■ The request
Tell me how many lines hold "Auguste", please, using only the number.
● ● ● ● ●
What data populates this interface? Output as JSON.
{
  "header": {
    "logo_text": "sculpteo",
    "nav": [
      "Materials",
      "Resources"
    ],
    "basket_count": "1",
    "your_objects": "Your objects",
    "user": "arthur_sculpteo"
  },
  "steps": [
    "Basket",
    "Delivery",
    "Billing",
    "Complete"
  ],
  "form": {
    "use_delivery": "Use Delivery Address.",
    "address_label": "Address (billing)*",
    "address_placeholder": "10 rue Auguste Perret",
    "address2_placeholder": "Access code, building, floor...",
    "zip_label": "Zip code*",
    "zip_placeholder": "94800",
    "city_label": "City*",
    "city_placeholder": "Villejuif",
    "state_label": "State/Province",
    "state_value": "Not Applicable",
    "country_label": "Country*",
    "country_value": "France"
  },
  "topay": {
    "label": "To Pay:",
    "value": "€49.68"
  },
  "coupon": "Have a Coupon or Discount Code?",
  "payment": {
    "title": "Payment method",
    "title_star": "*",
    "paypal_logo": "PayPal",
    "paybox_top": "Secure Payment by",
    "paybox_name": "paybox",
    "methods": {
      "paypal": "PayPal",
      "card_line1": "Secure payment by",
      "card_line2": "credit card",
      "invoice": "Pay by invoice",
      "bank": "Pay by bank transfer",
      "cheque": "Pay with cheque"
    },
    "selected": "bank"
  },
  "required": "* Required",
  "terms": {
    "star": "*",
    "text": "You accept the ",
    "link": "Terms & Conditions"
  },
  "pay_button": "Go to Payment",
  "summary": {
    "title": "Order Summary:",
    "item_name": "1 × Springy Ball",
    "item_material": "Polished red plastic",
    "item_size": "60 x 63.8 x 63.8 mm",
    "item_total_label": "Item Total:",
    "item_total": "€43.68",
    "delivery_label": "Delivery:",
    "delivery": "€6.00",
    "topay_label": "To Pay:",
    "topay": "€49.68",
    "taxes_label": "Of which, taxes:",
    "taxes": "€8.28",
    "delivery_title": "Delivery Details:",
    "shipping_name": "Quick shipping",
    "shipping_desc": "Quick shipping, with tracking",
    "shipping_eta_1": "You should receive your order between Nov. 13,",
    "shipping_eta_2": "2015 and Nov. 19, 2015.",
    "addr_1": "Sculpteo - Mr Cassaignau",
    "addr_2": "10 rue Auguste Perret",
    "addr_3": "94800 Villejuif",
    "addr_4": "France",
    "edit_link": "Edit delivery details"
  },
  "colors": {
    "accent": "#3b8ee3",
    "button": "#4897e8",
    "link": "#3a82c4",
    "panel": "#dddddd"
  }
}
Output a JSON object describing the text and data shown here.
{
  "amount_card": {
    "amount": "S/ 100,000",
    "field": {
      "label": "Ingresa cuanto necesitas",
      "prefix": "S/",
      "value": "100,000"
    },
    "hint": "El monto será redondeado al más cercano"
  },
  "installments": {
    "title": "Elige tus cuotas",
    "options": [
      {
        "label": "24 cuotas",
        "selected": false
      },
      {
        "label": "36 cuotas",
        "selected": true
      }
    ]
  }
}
● ● ● ● ●
■ Full solution
2